Of the lines below, how many hold the string "offset"? Give only the number.

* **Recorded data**
........

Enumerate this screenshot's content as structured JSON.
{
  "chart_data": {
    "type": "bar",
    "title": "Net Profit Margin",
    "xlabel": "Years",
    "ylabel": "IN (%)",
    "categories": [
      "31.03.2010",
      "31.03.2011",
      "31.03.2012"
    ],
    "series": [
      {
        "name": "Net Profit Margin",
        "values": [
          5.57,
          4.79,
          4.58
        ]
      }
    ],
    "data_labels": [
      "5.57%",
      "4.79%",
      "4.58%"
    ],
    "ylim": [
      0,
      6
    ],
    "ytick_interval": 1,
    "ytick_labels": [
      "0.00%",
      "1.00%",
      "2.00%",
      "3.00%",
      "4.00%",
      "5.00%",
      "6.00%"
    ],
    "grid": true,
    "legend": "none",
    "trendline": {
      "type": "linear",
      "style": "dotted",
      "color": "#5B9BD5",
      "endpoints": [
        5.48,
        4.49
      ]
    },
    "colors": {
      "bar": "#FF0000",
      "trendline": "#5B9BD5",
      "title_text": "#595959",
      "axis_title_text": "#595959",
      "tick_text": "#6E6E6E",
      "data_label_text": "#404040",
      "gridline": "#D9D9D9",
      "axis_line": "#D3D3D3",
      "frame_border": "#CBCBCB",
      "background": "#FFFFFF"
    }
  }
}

........

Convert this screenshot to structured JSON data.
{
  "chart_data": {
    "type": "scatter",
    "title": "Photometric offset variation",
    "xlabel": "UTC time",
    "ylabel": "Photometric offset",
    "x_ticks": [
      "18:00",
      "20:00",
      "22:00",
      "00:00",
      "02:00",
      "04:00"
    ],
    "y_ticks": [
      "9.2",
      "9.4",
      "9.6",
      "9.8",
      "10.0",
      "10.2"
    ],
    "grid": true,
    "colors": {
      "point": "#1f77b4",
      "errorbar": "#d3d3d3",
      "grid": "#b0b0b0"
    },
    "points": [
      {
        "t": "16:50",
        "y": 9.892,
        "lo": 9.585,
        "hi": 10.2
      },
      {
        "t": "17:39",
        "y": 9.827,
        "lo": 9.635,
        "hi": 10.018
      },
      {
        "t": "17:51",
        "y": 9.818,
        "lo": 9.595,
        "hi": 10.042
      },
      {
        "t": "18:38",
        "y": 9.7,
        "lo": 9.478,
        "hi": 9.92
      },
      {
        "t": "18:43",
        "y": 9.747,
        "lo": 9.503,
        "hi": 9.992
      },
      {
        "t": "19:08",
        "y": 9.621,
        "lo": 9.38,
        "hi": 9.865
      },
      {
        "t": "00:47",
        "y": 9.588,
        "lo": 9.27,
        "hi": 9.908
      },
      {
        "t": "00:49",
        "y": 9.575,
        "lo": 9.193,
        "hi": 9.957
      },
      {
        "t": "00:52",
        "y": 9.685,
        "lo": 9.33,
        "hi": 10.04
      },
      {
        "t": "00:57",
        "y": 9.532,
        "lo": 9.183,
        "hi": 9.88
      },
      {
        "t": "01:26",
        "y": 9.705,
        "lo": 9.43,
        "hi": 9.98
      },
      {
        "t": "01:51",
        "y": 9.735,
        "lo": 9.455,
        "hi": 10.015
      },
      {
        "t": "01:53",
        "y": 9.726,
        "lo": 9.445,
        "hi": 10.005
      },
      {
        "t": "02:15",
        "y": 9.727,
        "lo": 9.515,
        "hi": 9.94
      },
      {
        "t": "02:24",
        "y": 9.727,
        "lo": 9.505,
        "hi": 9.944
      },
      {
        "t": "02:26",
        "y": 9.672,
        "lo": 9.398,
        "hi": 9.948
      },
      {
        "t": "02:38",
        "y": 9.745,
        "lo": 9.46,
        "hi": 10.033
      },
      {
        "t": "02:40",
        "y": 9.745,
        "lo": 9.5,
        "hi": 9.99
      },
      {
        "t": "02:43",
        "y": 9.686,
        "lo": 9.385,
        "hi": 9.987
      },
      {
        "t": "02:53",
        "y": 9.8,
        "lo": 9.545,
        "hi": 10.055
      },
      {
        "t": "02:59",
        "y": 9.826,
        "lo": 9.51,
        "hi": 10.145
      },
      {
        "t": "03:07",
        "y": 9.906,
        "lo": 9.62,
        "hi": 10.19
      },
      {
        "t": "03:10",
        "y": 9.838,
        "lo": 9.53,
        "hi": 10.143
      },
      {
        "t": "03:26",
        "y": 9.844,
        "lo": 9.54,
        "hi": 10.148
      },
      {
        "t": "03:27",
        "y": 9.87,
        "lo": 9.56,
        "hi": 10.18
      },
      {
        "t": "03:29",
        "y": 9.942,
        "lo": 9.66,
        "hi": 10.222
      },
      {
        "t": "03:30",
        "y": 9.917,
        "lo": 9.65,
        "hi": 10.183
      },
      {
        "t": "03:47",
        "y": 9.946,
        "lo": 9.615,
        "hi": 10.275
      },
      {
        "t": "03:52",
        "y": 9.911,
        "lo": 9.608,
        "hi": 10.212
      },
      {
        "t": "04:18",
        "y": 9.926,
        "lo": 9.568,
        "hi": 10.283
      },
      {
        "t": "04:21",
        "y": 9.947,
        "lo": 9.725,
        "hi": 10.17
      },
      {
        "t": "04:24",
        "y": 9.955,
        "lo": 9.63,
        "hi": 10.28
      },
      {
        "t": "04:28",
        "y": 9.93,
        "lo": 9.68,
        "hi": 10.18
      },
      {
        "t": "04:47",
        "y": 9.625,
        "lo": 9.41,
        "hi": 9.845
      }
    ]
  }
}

........

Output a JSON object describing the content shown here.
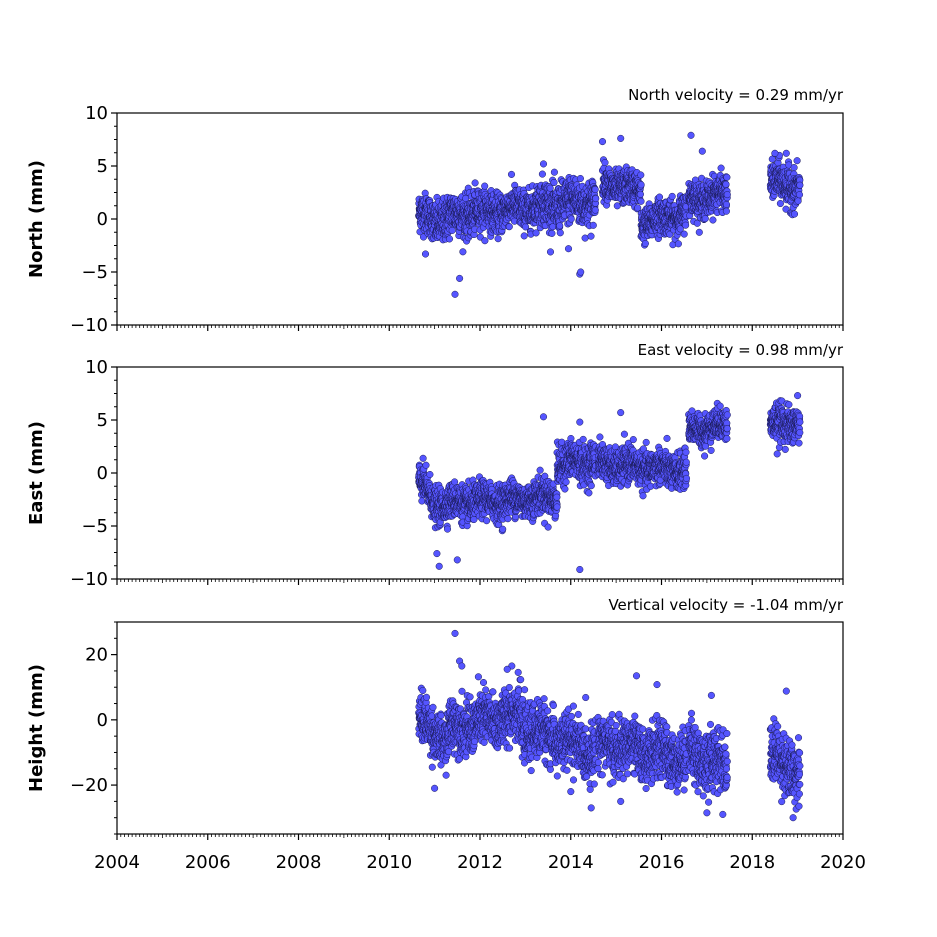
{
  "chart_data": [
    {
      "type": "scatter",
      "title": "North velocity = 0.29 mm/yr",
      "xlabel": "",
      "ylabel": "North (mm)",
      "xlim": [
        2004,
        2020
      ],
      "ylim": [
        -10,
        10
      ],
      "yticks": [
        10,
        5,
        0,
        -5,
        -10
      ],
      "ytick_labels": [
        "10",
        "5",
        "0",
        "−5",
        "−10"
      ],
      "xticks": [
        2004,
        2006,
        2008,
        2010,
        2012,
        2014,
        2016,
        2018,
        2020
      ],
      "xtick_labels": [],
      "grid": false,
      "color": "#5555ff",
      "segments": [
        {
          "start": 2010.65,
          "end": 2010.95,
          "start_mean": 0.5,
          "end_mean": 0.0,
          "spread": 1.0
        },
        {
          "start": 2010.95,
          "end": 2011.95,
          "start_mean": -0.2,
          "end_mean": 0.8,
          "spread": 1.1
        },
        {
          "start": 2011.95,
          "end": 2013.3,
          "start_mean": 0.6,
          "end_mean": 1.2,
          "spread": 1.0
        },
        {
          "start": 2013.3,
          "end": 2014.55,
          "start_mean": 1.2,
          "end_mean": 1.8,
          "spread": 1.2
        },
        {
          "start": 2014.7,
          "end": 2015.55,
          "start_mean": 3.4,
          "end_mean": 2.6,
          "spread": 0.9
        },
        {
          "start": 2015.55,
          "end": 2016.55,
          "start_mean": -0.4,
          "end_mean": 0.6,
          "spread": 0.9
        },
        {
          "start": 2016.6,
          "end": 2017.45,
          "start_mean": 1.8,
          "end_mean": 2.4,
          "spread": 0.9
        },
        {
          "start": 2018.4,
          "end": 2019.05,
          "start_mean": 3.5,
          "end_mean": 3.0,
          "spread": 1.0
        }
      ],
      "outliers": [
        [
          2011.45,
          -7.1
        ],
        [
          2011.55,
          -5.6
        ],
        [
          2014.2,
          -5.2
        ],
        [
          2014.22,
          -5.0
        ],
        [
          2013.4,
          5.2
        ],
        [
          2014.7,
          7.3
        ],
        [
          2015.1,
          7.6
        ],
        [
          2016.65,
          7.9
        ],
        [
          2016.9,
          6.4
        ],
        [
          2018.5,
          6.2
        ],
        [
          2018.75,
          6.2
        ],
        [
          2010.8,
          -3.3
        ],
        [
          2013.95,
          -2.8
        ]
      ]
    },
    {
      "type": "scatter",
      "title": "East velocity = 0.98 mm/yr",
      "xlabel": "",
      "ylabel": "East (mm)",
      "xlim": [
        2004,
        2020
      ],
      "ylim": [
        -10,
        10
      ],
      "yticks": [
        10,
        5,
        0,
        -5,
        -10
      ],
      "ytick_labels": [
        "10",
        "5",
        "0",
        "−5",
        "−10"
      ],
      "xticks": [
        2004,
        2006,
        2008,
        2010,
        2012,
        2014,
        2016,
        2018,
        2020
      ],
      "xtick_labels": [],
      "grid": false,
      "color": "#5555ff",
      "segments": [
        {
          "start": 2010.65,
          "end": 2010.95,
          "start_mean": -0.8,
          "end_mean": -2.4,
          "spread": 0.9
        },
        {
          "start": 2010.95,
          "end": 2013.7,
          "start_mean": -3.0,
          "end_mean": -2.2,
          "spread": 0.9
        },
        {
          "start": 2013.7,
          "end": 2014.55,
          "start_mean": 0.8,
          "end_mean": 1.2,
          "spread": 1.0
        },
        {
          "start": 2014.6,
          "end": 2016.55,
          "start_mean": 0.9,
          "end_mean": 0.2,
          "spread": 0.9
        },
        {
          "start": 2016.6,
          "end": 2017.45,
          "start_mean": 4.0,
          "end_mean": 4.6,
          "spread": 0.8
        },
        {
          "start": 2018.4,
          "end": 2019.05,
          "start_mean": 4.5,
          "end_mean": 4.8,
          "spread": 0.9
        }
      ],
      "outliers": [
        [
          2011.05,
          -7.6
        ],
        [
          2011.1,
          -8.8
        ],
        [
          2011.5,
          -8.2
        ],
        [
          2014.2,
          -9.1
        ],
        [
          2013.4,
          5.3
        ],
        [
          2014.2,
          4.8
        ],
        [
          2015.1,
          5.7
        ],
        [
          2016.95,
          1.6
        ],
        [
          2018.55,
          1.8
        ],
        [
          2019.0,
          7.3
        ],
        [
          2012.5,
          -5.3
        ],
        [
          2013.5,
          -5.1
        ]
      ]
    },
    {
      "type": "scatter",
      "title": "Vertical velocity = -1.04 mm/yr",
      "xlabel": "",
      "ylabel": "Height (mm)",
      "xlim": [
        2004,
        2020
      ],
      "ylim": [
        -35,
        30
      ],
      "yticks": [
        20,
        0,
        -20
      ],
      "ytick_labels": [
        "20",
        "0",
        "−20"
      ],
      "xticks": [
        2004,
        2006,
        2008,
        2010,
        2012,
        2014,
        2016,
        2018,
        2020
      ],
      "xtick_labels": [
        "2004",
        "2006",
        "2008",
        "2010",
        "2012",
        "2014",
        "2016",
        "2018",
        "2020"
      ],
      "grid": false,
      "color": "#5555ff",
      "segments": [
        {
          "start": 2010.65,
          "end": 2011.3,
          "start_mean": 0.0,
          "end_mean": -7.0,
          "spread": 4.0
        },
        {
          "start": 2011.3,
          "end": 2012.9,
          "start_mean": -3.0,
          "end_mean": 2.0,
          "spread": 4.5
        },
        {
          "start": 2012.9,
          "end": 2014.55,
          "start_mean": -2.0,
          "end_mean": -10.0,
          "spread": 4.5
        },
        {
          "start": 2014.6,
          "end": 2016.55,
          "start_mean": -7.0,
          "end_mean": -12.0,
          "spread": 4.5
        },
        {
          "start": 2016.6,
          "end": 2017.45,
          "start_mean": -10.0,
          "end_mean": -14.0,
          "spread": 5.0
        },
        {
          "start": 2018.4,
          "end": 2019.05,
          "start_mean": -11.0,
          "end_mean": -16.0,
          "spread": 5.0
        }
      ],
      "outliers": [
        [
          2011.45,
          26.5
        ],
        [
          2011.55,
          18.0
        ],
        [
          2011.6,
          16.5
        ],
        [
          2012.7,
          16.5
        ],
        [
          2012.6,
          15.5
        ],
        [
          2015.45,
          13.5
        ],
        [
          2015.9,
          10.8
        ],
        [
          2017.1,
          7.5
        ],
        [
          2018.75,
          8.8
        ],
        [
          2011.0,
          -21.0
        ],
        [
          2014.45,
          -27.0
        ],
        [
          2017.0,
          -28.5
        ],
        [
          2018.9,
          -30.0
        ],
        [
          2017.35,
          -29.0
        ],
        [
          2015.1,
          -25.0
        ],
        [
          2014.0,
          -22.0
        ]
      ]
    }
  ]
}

........

* **THE RESPONSE**
2